* **Problem**:
Copy out, word for word, the stretch of the material that opens with the line containing "record-expected-arrival: 预计到账: 07-17" and closes with the line containing "record-title: 微信 提现(有志向的青年) xyxy=(32,566,354,600)", with both of those lines included.

■ ■ ■ ■ ■

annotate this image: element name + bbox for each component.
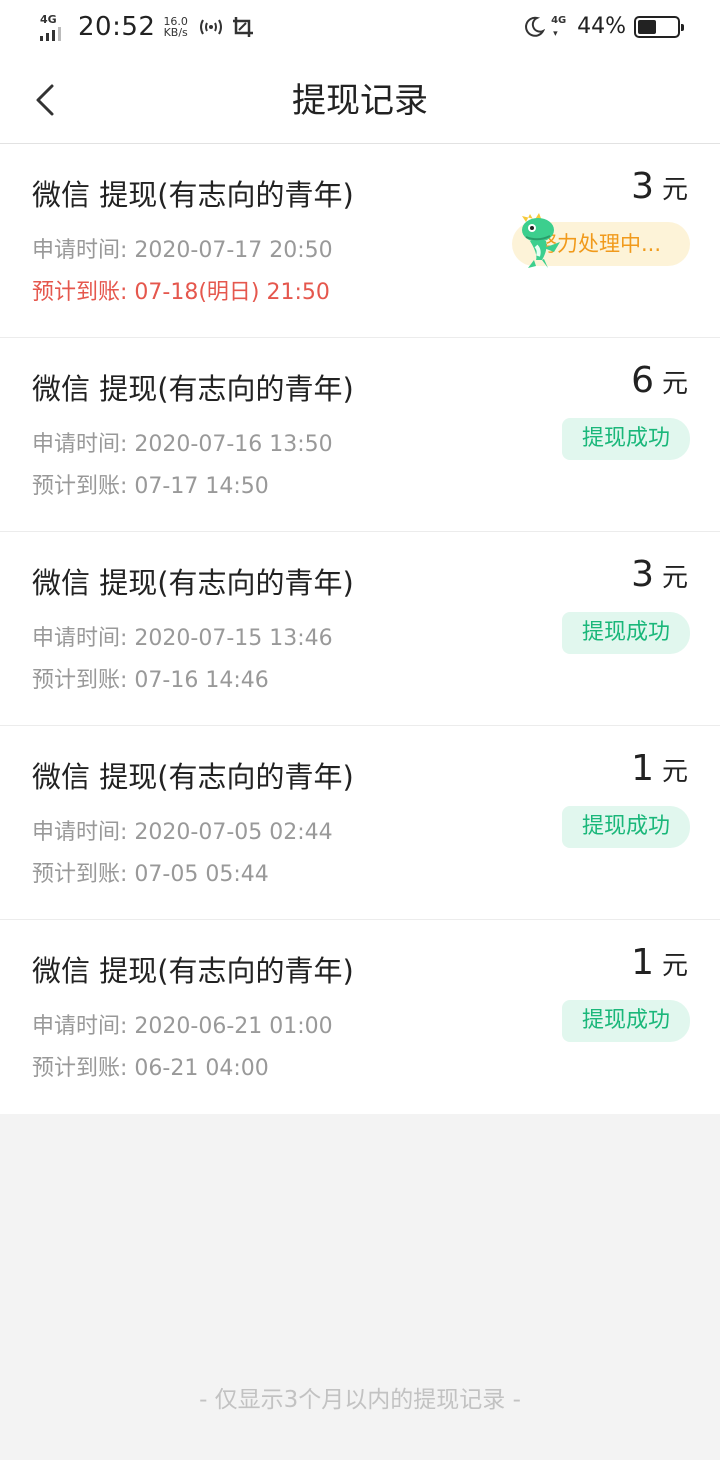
record-expected-arrival: 预计到账: 07-17 14:50 xyxy=(32,474,269,499)
record-item[interactable]: 微信 提现(有志向的青年) 申请时间: 2020-07-15 13:46 预计到… xyxy=(0,532,720,726)
record-title: 微信 提现(有志向的青年) xyxy=(32,566,354,600)
record-expected-arrival: 预计到账: 06-21 04:00 xyxy=(32,1056,269,1081)
record-expected-arrival: 预计到账: 07-16 14:46 xyxy=(32,668,269,693)
amount-unit: 元 xyxy=(661,563,688,593)
status-badge-success: 提现成功 xyxy=(561,418,690,460)
record-item[interactable]: 微信 提现(有志向的青年) 申请时间: 2020-06-21 01:00 预计到… xyxy=(0,920,720,1114)
amount-unit: 元 xyxy=(661,369,688,399)
record-title: 微信 提现(有志向的青年) xyxy=(32,954,354,988)
signal-icon: 4G xyxy=(40,13,70,41)
amount-value: 1 xyxy=(631,748,654,789)
status-badge-success: 提现成功 xyxy=(561,806,690,848)
amount-unit: 元 xyxy=(661,757,688,787)
record-apply-time: 申请时间: 2020-07-16 13:50 xyxy=(32,432,333,457)
amount-unit: 元 xyxy=(661,951,688,981)
dinosaur-mascot-icon xyxy=(522,213,560,268)
record-amount: 1 元 xyxy=(631,748,688,789)
withdrawal-record-list: 微信 提现(有志向的青年) 申请时间: 2020-07-17 20:50 预计到… xyxy=(0,144,720,1114)
record-amount: 6 元 xyxy=(631,360,688,401)
record-apply-time: 申请时间: 2020-07-15 13:46 xyxy=(32,626,333,651)
record-title: 微信 提现(有志向的青年) xyxy=(32,372,354,406)
battery-percent: 44% xyxy=(577,14,626,39)
record-title: 微信 提现(有志向的青年) xyxy=(32,760,354,794)
network-type: 4G xyxy=(40,13,57,26)
battery-icon xyxy=(634,15,684,38)
status-bar: 4G 20:52 16.0 KB/s 4G ▾ 44% xyxy=(0,0,720,58)
moon-icon xyxy=(525,16,546,37)
hotspot-icon xyxy=(199,19,222,35)
record-amount: 1 元 xyxy=(631,942,688,983)
status-badge-success: 提现成功 xyxy=(561,1000,690,1042)
record-item[interactable]: 微信 提现(有志向的青年) 申请时间: 2020-07-16 13:50 预计到… xyxy=(0,338,720,532)
amount-value: 3 xyxy=(631,166,654,207)
status-badge-success: 提现成功 xyxy=(561,612,690,654)
record-item[interactable]: 微信 提现(有志向的青年) 申请时间: 2020-07-05 02:44 预计到… xyxy=(0,726,720,920)
record-apply-time: 申请时间: 2020-07-05 02:44 xyxy=(32,820,333,845)
screenshot-icon xyxy=(232,17,253,37)
network-type-2: 4G xyxy=(551,14,567,26)
record-expected-arrival: 预计到账: 07-05 05:44 xyxy=(32,862,269,887)
amount-value: 3 xyxy=(631,554,654,595)
record-amount: 3 元 xyxy=(631,554,688,595)
battery-fill xyxy=(638,19,657,34)
record-item[interactable]: 微信 提现(有志向的青年) 申请时间: 2020-07-17 20:50 预计到… xyxy=(0,144,720,338)
amount-value: 6 xyxy=(631,360,654,401)
amount-value: 1 xyxy=(631,942,654,983)
footer-note: - 仅显示3个月以内的提现记录 - xyxy=(199,1387,521,1413)
status-bar-left: 4G 20:52 16.0 KB/s xyxy=(40,12,254,42)
record-expected-arrival: 预计到账: 07-18(明日) 21:50 xyxy=(32,280,330,305)
navigation-header: 提现记录 xyxy=(0,58,720,144)
clock: 20:52 xyxy=(78,12,156,42)
speed-unit: KB/s xyxy=(163,26,188,39)
mobile-data-icon: 4G ▾ xyxy=(551,15,569,39)
page-title: 提现记录 xyxy=(292,81,428,121)
record-amount: 3 元 xyxy=(631,166,688,207)
status-bar-right: 4G ▾ 44% xyxy=(523,14,684,39)
amount-unit: 元 xyxy=(661,175,688,205)
network-speed: 16.0 KB/s xyxy=(163,16,188,38)
data-arrows-icon: ▾ xyxy=(553,28,558,39)
record-title: 微信 提现(有志向的青年) xyxy=(32,178,354,212)
record-apply-time: 申请时间: 2020-06-21 01:00 xyxy=(32,1014,333,1039)
record-apply-time: 申请时间: 2020-07-17 20:50 xyxy=(32,238,333,263)
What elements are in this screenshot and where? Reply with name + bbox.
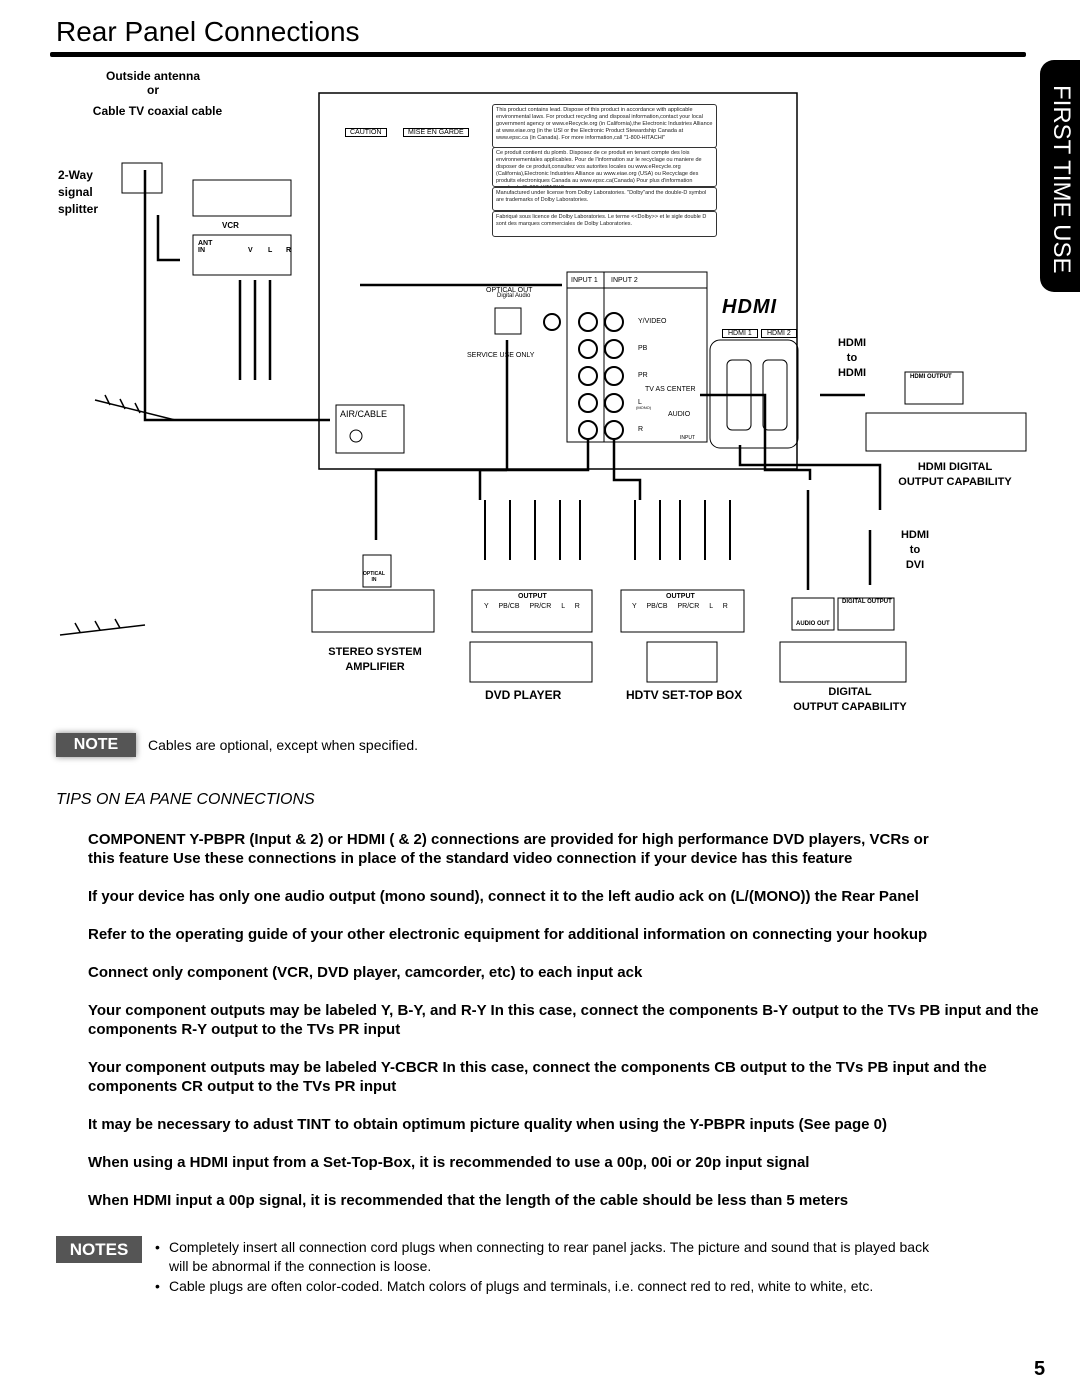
vcr-r-label: R: [286, 247, 292, 254]
tv-center-label: TV AS CENTER: [645, 386, 696, 393]
audio-label: AUDIO: [668, 411, 691, 418]
page-number: 5: [1034, 1358, 1046, 1380]
dolby-notice-fr: Fabriqué sous licence de Dolby Laborator…: [492, 211, 717, 237]
dvd-player-label: DVD PLAYER: [485, 688, 562, 702]
tip-item: When HDMI input a 00p signal, it is reco…: [88, 1192, 849, 1209]
disposal-notice: This product contains lead. Dispose of t…: [492, 104, 717, 148]
hdmi-output-label: HDMI OUTPUT: [910, 374, 952, 380]
mono-label: (MONO): [636, 405, 652, 410]
splitter-label: 2-Way signal splitter: [58, 168, 99, 216]
hdmi2-label: HDMI 2: [761, 329, 797, 338]
cable-label: Cable TV coaxial cable: [92, 104, 223, 118]
dvd-output-label: OUTPUT: [518, 593, 547, 600]
tip-item: If your device has only one audio output…: [88, 888, 919, 905]
digital-output-label: DIGITAL OUTPUT: [842, 599, 892, 605]
digital-capability-label: DIGITAL OUTPUT CAPABILITY: [793, 686, 907, 713]
hdmi-digital-label: HDMI DIGITAL OUTPUT CAPABILITY: [898, 461, 1012, 488]
hdmi-logo: HDMI: [722, 296, 778, 318]
digital-audio-label: Digital Audio: [497, 293, 531, 299]
tip-item: Your component outputs may be labeled Y,…: [88, 1002, 1039, 1038]
optical-in-label: OPTICAL IN: [363, 571, 385, 583]
service-label: SERVICE USE ONLY: [467, 352, 535, 359]
input2-label: INPUT 2: [611, 277, 638, 284]
note-badge: NOTE: [56, 733, 136, 757]
antenna-label: Outside antenna or: [105, 69, 200, 97]
tips-heading: TIPS ON EA PANE CONNECTIONS: [56, 791, 315, 808]
connection-diagram: Outside antenna or Cable TV coaxial cable…: [0, 0, 1080, 730]
air-cable-jack: AIR/CABLE: [340, 409, 388, 419]
tip-item: Refer to the operating guide of your oth…: [88, 926, 928, 943]
dvd-jack-labels: Y PB/CB PR/CR L R: [484, 603, 580, 610]
caution-fr-label: MISE EN GARDE: [403, 128, 469, 137]
audio-out-label: AUDIO OUT: [796, 621, 830, 627]
note-text: Cables are optional, except when specifi…: [148, 737, 419, 753]
hdmi-to-hdmi-label: HDMI to HDMI: [837, 337, 867, 379]
input1-label: INPUT 1: [571, 277, 598, 284]
disposal-notice-fr: Ce produit contient du plomb. Disposez d…: [492, 147, 717, 187]
tip-item: When using a HDMI input from a Set-Top-B…: [88, 1154, 810, 1171]
vcr-v-label: V: [248, 247, 253, 254]
tip-item: Your component outputs may be labeled Y-…: [88, 1059, 987, 1095]
notes-item: Completely insert all connection cord pl…: [155, 1238, 1035, 1276]
stb-jack-labels: Y PB/CB PR/CR L R: [632, 603, 728, 610]
caution-label: CAUTION: [345, 128, 387, 137]
stereo-amplifier-label: STEREO SYSTEM AMPLIFIER: [328, 646, 422, 673]
tip-item: COMPONENT Y-PBPR (Input & 2) or HDMI ( &…: [88, 831, 929, 867]
r-label: R: [638, 426, 644, 433]
pr-label: PR: [638, 372, 648, 379]
y-video-label: Y/VIDEO: [638, 318, 667, 325]
tip-item: Connect only component (VCR, DVD player,…: [88, 964, 643, 981]
notes-item: Cable plugs are often color-coded. Match…: [155, 1277, 1035, 1296]
hdtv-box-label: HDTV SET-TOP BOX: [626, 688, 743, 702]
dolby-notice: Manufactured under license from Dolby La…: [492, 187, 717, 211]
tip-item: It may be necessary to adust TINT to obt…: [88, 1116, 888, 1133]
ant-in-label: ANT IN: [198, 240, 213, 254]
pb-label: PB: [638, 345, 648, 352]
vcr-l-label: L: [268, 247, 273, 254]
vcr-label: VCR: [222, 221, 239, 230]
hdmi1-label: HDMI 1: [722, 329, 758, 338]
hdmi-to-dvi-label: HDMI to DVI: [900, 529, 930, 571]
notes-badge: NOTES: [56, 1236, 142, 1263]
input-label: INPUT: [680, 435, 695, 441]
stb-output-label: OUTPUT: [666, 593, 695, 600]
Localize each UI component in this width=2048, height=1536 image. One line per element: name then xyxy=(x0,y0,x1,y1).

■ ■ ■ ■ ■

* **Correct result**:
record-expected-arrival: 预计到账: 07-17 14:50 xyxy=(32,474,269,499)
record-item[interactable]: 微信 提现(有志向的青年) 申请时间: 2020-07-15 13:46 预计到… xyxy=(0,532,720,726)
record-title: 微信 提现(有志向的青年) xyxy=(32,566,354,600)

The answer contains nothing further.